** Entries from a dataset **

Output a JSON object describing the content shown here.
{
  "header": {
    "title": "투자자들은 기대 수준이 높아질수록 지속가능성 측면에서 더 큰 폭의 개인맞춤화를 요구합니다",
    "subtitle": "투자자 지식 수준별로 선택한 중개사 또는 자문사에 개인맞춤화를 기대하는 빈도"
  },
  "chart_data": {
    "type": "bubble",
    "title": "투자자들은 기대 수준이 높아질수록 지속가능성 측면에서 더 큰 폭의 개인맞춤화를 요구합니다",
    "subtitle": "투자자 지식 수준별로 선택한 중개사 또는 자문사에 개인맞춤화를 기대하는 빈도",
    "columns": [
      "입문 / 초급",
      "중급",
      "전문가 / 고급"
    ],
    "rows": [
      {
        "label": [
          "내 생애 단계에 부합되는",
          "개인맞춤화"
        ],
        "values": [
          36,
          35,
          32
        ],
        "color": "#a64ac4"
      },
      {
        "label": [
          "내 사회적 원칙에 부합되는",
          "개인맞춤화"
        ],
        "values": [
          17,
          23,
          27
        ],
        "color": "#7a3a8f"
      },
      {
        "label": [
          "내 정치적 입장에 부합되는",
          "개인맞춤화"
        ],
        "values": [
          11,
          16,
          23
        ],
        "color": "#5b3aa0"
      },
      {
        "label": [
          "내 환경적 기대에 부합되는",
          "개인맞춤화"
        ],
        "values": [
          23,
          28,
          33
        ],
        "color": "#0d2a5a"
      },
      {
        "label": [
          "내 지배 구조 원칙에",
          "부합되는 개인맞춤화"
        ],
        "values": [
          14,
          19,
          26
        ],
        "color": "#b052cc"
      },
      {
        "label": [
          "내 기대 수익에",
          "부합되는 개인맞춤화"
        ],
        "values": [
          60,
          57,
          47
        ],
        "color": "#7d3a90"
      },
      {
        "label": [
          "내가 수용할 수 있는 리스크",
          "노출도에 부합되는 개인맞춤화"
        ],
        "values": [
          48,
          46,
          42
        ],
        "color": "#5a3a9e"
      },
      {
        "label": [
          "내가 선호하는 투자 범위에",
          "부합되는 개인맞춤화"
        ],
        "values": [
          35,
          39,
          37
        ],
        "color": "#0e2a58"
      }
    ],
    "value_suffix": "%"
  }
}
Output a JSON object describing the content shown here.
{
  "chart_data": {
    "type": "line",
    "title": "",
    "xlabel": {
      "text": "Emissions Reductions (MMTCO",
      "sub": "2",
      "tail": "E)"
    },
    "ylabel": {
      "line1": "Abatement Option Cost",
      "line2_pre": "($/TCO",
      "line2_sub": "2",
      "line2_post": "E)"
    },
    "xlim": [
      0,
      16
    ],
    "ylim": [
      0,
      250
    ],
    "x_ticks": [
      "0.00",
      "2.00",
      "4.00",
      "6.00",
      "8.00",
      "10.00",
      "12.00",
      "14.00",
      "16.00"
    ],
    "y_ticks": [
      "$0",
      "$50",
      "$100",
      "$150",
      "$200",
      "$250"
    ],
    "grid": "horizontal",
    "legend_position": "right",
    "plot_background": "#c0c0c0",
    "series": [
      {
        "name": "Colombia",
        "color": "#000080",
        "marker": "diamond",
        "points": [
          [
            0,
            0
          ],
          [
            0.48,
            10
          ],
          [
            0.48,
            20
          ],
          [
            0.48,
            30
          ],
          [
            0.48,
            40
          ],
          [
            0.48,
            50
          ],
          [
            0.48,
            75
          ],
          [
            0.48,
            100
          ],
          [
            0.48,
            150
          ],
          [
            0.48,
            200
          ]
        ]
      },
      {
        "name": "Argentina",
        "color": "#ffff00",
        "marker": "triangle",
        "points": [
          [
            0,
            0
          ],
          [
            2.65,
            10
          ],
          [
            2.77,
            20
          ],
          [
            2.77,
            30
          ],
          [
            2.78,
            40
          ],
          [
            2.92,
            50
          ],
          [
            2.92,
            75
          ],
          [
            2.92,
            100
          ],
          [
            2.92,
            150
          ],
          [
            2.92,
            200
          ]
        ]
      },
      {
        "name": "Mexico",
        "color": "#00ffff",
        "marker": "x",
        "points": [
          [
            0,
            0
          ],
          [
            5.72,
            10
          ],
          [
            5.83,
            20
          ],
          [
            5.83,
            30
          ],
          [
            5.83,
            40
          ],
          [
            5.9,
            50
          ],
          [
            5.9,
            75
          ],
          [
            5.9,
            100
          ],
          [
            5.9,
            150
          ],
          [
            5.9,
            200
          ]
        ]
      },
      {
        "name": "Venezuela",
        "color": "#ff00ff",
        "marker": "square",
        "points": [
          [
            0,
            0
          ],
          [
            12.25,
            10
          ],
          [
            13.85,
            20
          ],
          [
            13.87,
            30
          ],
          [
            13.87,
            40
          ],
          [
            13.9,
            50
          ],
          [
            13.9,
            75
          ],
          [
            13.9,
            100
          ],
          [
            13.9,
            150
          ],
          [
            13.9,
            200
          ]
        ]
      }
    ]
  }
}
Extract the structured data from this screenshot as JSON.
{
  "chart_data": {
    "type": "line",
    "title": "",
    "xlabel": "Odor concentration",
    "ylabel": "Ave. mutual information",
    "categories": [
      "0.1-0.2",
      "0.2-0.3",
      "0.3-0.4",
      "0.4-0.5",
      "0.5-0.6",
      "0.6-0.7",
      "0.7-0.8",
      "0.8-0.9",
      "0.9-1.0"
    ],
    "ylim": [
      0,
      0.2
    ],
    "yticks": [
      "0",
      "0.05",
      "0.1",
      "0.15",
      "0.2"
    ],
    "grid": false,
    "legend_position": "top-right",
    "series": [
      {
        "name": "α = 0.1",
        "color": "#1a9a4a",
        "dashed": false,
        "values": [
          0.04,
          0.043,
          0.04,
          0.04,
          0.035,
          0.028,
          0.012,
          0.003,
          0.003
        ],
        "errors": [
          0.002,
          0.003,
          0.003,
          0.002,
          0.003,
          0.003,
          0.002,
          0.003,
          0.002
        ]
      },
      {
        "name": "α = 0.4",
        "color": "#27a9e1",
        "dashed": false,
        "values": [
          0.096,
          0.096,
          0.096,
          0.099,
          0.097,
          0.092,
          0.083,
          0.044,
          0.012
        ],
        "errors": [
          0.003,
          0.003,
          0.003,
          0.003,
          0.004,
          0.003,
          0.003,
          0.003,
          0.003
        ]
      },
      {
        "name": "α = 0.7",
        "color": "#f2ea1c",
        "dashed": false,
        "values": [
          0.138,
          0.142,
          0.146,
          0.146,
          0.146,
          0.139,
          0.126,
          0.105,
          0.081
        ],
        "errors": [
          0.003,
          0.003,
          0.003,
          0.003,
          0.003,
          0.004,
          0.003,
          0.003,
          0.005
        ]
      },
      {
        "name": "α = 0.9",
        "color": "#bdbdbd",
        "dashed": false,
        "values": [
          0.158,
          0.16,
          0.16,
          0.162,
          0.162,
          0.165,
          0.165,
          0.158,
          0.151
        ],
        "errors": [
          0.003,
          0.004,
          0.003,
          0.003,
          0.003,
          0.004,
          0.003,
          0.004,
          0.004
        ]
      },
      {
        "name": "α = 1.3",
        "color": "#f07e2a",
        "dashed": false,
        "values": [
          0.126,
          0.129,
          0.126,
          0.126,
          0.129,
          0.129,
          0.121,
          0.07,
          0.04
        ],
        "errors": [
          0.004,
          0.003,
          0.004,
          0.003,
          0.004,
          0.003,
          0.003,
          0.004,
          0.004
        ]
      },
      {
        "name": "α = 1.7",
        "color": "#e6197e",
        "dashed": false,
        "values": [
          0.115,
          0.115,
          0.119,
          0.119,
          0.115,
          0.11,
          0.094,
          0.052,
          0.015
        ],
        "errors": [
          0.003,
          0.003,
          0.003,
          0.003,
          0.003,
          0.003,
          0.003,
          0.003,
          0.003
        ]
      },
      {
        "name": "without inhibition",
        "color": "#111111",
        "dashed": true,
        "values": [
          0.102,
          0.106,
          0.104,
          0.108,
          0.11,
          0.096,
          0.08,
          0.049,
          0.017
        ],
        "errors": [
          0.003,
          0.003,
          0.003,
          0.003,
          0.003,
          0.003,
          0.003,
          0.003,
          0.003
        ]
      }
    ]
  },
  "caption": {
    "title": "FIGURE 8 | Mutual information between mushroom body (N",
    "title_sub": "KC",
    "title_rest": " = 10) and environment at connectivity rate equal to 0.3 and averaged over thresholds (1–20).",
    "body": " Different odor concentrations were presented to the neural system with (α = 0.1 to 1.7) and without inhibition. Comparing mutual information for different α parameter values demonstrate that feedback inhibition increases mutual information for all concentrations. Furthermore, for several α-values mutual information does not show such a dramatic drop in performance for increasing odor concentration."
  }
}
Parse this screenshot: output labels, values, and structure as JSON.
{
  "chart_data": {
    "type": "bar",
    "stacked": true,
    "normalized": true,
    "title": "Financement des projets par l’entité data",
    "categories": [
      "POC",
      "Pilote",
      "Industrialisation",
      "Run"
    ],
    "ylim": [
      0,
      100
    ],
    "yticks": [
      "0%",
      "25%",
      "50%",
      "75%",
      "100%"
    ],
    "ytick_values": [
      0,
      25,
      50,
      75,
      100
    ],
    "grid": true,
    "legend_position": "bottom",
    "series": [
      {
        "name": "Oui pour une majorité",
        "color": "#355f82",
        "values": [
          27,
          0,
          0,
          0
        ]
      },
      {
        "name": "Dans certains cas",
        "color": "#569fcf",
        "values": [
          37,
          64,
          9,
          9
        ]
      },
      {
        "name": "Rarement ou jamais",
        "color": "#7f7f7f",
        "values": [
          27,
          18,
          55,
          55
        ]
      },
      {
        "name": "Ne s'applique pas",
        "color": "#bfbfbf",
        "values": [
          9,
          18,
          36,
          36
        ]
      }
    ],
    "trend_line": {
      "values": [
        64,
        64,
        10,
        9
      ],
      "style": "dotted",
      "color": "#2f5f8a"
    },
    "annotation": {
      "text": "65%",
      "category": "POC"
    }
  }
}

** Given problem **
Tally the lines in this data that hold the word "screenshot" and state only the count.

** Task response **
2